WHAT IS REQUIRED - Rewrite the rows starting at the line containing "hero-content: CodingTutorials NODE" and ending at the line containing "Output each element", changing "decor-circle" to "decoration-circle" and leaving everything else untouched.

****

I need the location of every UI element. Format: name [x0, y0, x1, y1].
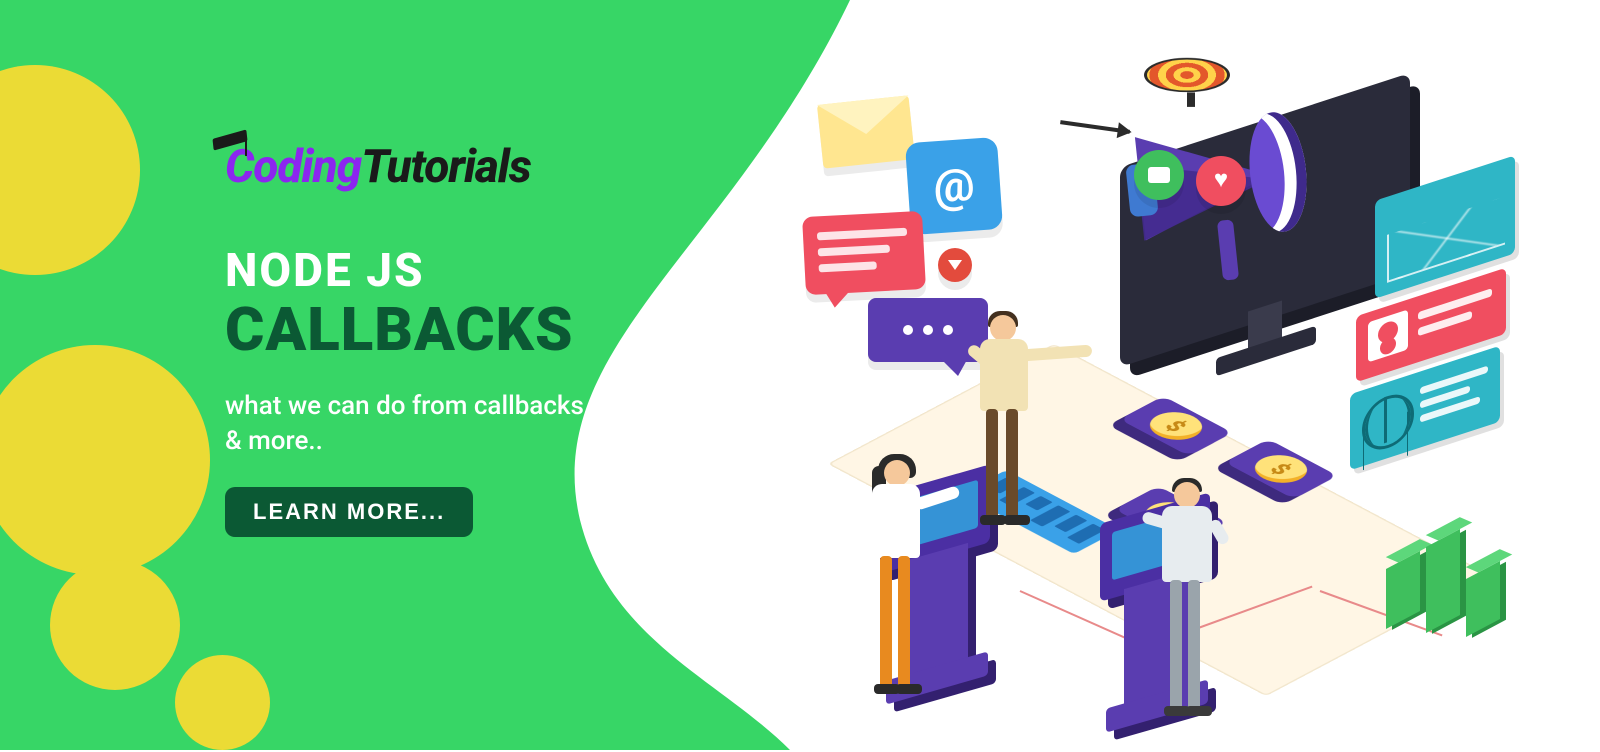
hero-content: CodingTutorials NODE JS CALLBACKS what w…	[225, 140, 605, 537]
illus-person-user-left	[830, 460, 960, 730]
hero-subtitle: what we can do from callbacks & more..	[225, 389, 605, 459]
learn-more-button[interactable]: LEARN MORE...	[225, 487, 473, 537]
decor-circle	[175, 655, 270, 750]
chat-bubble-icon	[802, 211, 926, 295]
envelope-icon	[817, 95, 915, 168]
like-circle-icon	[1196, 156, 1246, 206]
graduation-cap-icon	[211, 134, 249, 152]
hero-eyebrow: NODE JS	[225, 244, 605, 298]
illus-bar-3d	[1426, 529, 1460, 633]
message-circle-icon	[1134, 150, 1184, 200]
illus-person-presenter	[950, 315, 1070, 545]
illus-person-user-right	[1128, 482, 1258, 752]
target-icon	[1144, 58, 1230, 92]
hero-illustration: @	[760, 30, 1560, 730]
arrow-icon	[1060, 120, 1130, 134]
logo-word-tutorials: Tutorials	[361, 140, 531, 194]
hero-title: CALLBACKS	[225, 294, 605, 365]
site-logo: CodingTutorials	[225, 140, 605, 194]
notification-icon	[938, 248, 972, 282]
decor-circle	[50, 560, 180, 690]
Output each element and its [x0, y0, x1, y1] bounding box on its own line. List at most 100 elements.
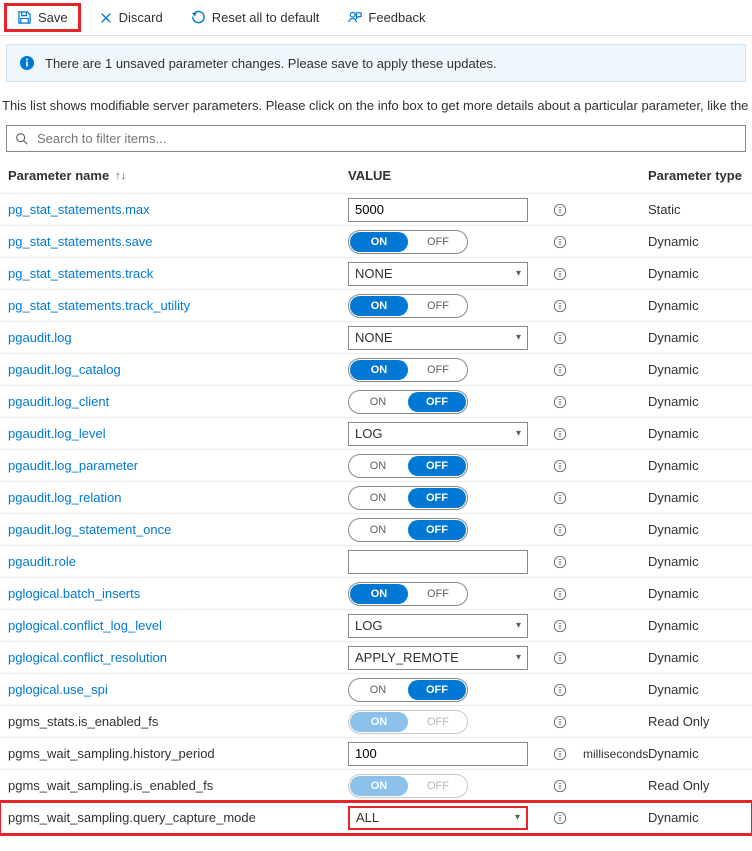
- param-type: Dynamic: [648, 746, 744, 761]
- info-icon[interactable]: [553, 555, 583, 569]
- table-row: pgaudit.log_levelLOG▾Dynamic: [0, 418, 752, 450]
- text-input[interactable]: [348, 742, 528, 766]
- toggle-switch[interactable]: ONOFF: [348, 518, 468, 542]
- info-icon[interactable]: [553, 299, 583, 313]
- info-icon[interactable]: [553, 523, 583, 537]
- info-icon[interactable]: [553, 651, 583, 665]
- toggle-on: ON: [350, 232, 408, 252]
- search-box[interactable]: [6, 125, 746, 152]
- select-input[interactable]: LOG▾: [348, 422, 528, 446]
- param-name[interactable]: pg_stat_statements.track_utility: [8, 298, 318, 313]
- toggle-on: ON: [349, 391, 407, 413]
- select-value: NONE: [355, 330, 393, 345]
- chevron-down-icon: ▾: [516, 268, 521, 279]
- param-type: Dynamic: [648, 618, 744, 633]
- info-icon[interactable]: [553, 587, 583, 601]
- param-type: Static: [648, 202, 744, 217]
- param-type: Dynamic: [648, 394, 744, 409]
- param-type: Dynamic: [648, 554, 744, 569]
- param-name[interactable]: pg_stat_statements.max: [8, 202, 318, 217]
- info-icon[interactable]: [553, 491, 583, 505]
- table-row: pgaudit.log_catalogONOFFDynamic: [0, 354, 752, 386]
- toggle-switch[interactable]: ONOFF: [348, 678, 468, 702]
- select-input[interactable]: APPLY_REMOTE▾: [348, 646, 528, 670]
- param-name[interactable]: pgaudit.log_parameter: [8, 458, 318, 473]
- param-name[interactable]: pgaudit.role: [8, 554, 318, 569]
- info-icon: [19, 55, 35, 71]
- param-name[interactable]: pglogical.use_spi: [8, 682, 318, 697]
- chevron-down-icon: ▾: [516, 620, 521, 631]
- table-row: pgaudit.logNONE▾Dynamic: [0, 322, 752, 354]
- param-type: Dynamic: [648, 490, 744, 505]
- info-icon[interactable]: [553, 619, 583, 633]
- info-icon[interactable]: [553, 427, 583, 441]
- discard-button[interactable]: Discard: [93, 6, 169, 29]
- info-icon[interactable]: [553, 747, 583, 761]
- param-type: Dynamic: [648, 458, 744, 473]
- param-name[interactable]: pg_stat_statements.track: [8, 266, 318, 281]
- info-icon[interactable]: [553, 267, 583, 281]
- unit-label: milliseconds: [583, 747, 648, 761]
- feedback-button[interactable]: Feedback: [341, 6, 431, 29]
- col-name[interactable]: Parameter name: [8, 168, 109, 183]
- search-input[interactable]: [35, 130, 737, 147]
- col-type[interactable]: Parameter type: [648, 168, 744, 183]
- param-name[interactable]: pgaudit.log_relation: [8, 490, 318, 505]
- param-name[interactable]: pg_stat_statements.save: [8, 234, 318, 249]
- col-value[interactable]: VALUE: [348, 168, 553, 183]
- info-icon[interactable]: [553, 715, 583, 729]
- table-row: pg_stat_statements.saveONOFFDynamic: [0, 226, 752, 258]
- param-type: Dynamic: [648, 522, 744, 537]
- sort-icon[interactable]: ↑↓: [115, 170, 126, 182]
- table-row: pgms_wait_sampling.query_capture_modeALL…: [0, 802, 752, 834]
- save-button[interactable]: Save: [4, 3, 81, 32]
- param-type: Dynamic: [648, 810, 744, 825]
- table-row: pgms_wait_sampling.history_periodmillise…: [0, 738, 752, 770]
- search-icon: [15, 132, 29, 146]
- toggle-off: OFF: [408, 392, 466, 412]
- select-value: NONE: [355, 266, 393, 281]
- param-name[interactable]: pglogical.batch_inserts: [8, 586, 318, 601]
- info-icon[interactable]: [553, 811, 583, 825]
- select-input[interactable]: ALL▾: [348, 806, 528, 830]
- param-name[interactable]: pglogical.conflict_log_level: [8, 618, 318, 633]
- select-input[interactable]: LOG ▾: [348, 614, 528, 638]
- info-icon[interactable]: [553, 363, 583, 377]
- info-icon[interactable]: [553, 235, 583, 249]
- param-name[interactable]: pgaudit.log: [8, 330, 318, 345]
- select-input[interactable]: NONE▾: [348, 326, 528, 350]
- param-name[interactable]: pgaudit.log_catalog: [8, 362, 318, 377]
- toggle-switch[interactable]: ONOFF: [348, 390, 468, 414]
- parameters-table: Parameter name ↑↓ VALUE Parameter type p…: [0, 158, 752, 834]
- text-input[interactable]: [348, 198, 528, 222]
- toggle-switch[interactable]: ONOFF: [348, 486, 468, 510]
- param-name[interactable]: pgaudit.log_level: [8, 426, 318, 441]
- toggle-switch[interactable]: ONOFF: [348, 230, 468, 254]
- toggle-switch[interactable]: ONOFF: [348, 454, 468, 478]
- param-name[interactable]: pgaudit.log_statement_once: [8, 522, 318, 537]
- table-row: pglogical.conflict_resolution APPLY_REMOT…: [0, 642, 752, 674]
- table-row: pgaudit.log_relation ONOFF Dynamic: [0, 482, 752, 514]
- param-name[interactable]: pgaudit.log_client: [8, 394, 318, 409]
- info-icon[interactable]: [553, 395, 583, 409]
- select-value: LOG: [355, 618, 382, 633]
- toggle-switch[interactable]: ONOFF: [348, 358, 468, 382]
- param-type: Read Only: [648, 714, 744, 729]
- toggle-off: OFF: [408, 488, 466, 508]
- info-icon[interactable]: [553, 779, 583, 793]
- info-icon[interactable]: [553, 683, 583, 697]
- toggle-on: ON: [349, 487, 407, 509]
- text-input[interactable]: [348, 550, 528, 574]
- info-icon[interactable]: [553, 459, 583, 473]
- select-input[interactable]: NONE ▾: [348, 262, 528, 286]
- toggle-off: OFF: [408, 520, 466, 540]
- info-icon[interactable]: [553, 331, 583, 345]
- chevron-down-icon: ▾: [516, 652, 521, 663]
- reset-button[interactable]: Reset all to default: [185, 6, 326, 29]
- param-name[interactable]: pglogical.conflict_resolution: [8, 650, 318, 665]
- toggle-switch: ONOFF: [348, 774, 468, 798]
- table-row: pgms_wait_sampling.is_enabled_fsONOFFRea…: [0, 770, 752, 802]
- info-icon[interactable]: [553, 203, 583, 217]
- toggle-switch[interactable]: ONOFF: [348, 294, 468, 318]
- toggle-switch[interactable]: ONOFF: [348, 582, 468, 606]
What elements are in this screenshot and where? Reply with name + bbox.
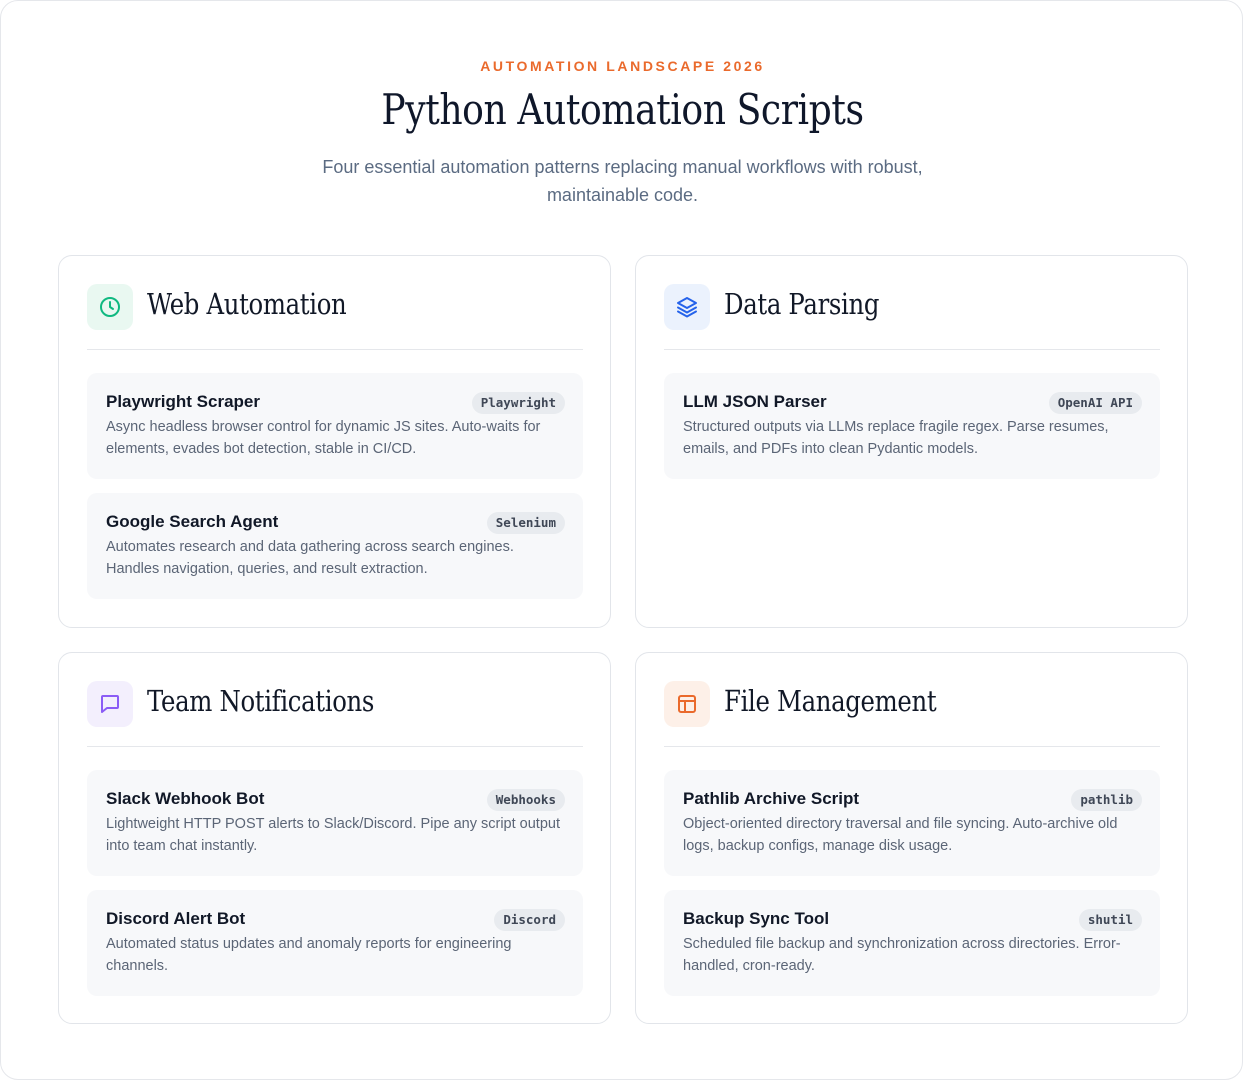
page-subtitle: Four essential automation patterns repla…	[322, 157, 923, 205]
item-description: Async headless browser control for dynam…	[106, 419, 541, 457]
card-data-parsing: Data Parsing LLM JSON Parser OpenAI API …	[635, 255, 1188, 628]
list-item-discord-alert-bot[interactable]: Discord Alert Bot Discord Automated stat…	[87, 890, 583, 996]
item-tag: shutil	[1078, 909, 1142, 931]
item-title: Playwright Scraper	[106, 392, 261, 411]
card-title: File Management	[724, 684, 937, 718]
item-tag: Webhooks	[486, 789, 565, 811]
item-description: Object-oriented directory traversal and …	[683, 816, 1118, 854]
message-icon	[87, 681, 133, 727]
item-title: Backup Sync Tool	[683, 909, 830, 928]
item-description: Structured outputs via LLMs replace frag…	[683, 419, 1109, 457]
card-web-automation: Web Automation Playwright Scraper Playwr…	[58, 255, 611, 628]
item-tag: Playwright	[471, 392, 565, 414]
card-title: Data Parsing	[724, 287, 880, 321]
list-item-llm-json-parser[interactable]: LLM JSON Parser OpenAI API Structured ou…	[664, 373, 1160, 479]
card-header: Team Notifications	[87, 681, 583, 747]
card-title: Team Notifications	[147, 684, 375, 718]
card-title: Web Automation	[147, 287, 347, 321]
layout-icon	[664, 681, 710, 727]
item-tag: OpenAI API	[1048, 392, 1142, 414]
card-file-management: File Management Pathlib Archive Script p…	[635, 652, 1188, 1024]
item-title: Discord Alert Bot	[106, 909, 246, 928]
list-item-pathlib-archive-script[interactable]: Pathlib Archive Script pathlib Object-or…	[664, 770, 1160, 876]
item-description: Lightweight HTTP POST alerts to Slack/Di…	[106, 816, 560, 854]
item-title: LLM JSON Parser	[683, 392, 827, 411]
card-header: Data Parsing	[664, 284, 1160, 350]
eyebrow-label: AUTOMATION LANDSCAPE 2026	[480, 58, 765, 74]
list-item-playwright-scraper[interactable]: Playwright Scraper Playwright Async head…	[87, 373, 583, 479]
card-header: Web Automation	[87, 284, 583, 350]
list-item-slack-webhook-bot[interactable]: Slack Webhook Bot Webhooks Lightweight H…	[87, 770, 583, 876]
item-description: Scheduled file backup and synchronizatio…	[683, 936, 1121, 974]
list-item-google-search-agent[interactable]: Google Search Agent Selenium Automates r…	[87, 493, 583, 599]
list-item-backup-sync-tool[interactable]: Backup Sync Tool shutil Scheduled file b…	[664, 890, 1160, 996]
item-title: Google Search Agent	[106, 512, 279, 531]
clock-icon	[87, 284, 133, 330]
item-description: Automated status updates and anomaly rep…	[106, 936, 512, 974]
page-title: Python Automation Scripts	[381, 85, 864, 134]
card-team-notifications: Team Notifications Slack Webhook Bot Web…	[58, 652, 611, 1024]
item-tag: Discord	[494, 909, 565, 931]
item-tag: Selenium	[486, 512, 565, 534]
page-frame: AUTOMATION LANDSCAPE 2026 Python Automat…	[0, 0, 1243, 1080]
item-tag: pathlib	[1071, 789, 1142, 811]
card-header: File Management	[664, 681, 1160, 747]
item-description: Automates research and data gathering ac…	[106, 539, 514, 577]
item-title: Pathlib Archive Script	[683, 789, 860, 808]
layers-icon	[664, 284, 710, 330]
item-title: Slack Webhook Bot	[106, 789, 265, 808]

****

FINISHED EXERCISE -
hero-content: CodingTutorials NODE JS CALLBACKS what w…	[225, 140, 605, 537]
illus-person-user-left	[830, 460, 960, 730]
hero-subtitle: what we can do from callbacks & more..	[225, 389, 605, 459]
learn-more-button[interactable]: LEARN MORE...	[225, 487, 473, 537]
decoration-circle	[175, 655, 270, 750]
chat-bubble-icon	[802, 211, 926, 295]
envelope-icon	[817, 95, 915, 168]
like-circle-icon	[1196, 156, 1246, 206]
graduation-cap-icon	[211, 134, 249, 152]
hero-eyebrow: NODE JS	[225, 244, 605, 298]
illus-bar-3d	[1426, 529, 1460, 633]
message-circle-icon	[1134, 150, 1184, 200]
illus-person-presenter	[950, 315, 1070, 545]
illus-person-user-right	[1128, 482, 1258, 752]
target-icon	[1144, 58, 1230, 92]
hero-illustration: @	[760, 30, 1560, 730]
arrow-icon	[1060, 120, 1130, 134]
logo-word-tutorials: Tutorials	[361, 140, 531, 194]
hero-title: CALLBACKS	[225, 294, 605, 365]
site-logo: CodingTutorials	[225, 140, 605, 194]
notification-icon	[938, 248, 972, 282]
decoration-circle	[50, 560, 180, 690]
Output each element and its [x0, y0, x1, y1] bounding box on its own line. List at most 100 elements.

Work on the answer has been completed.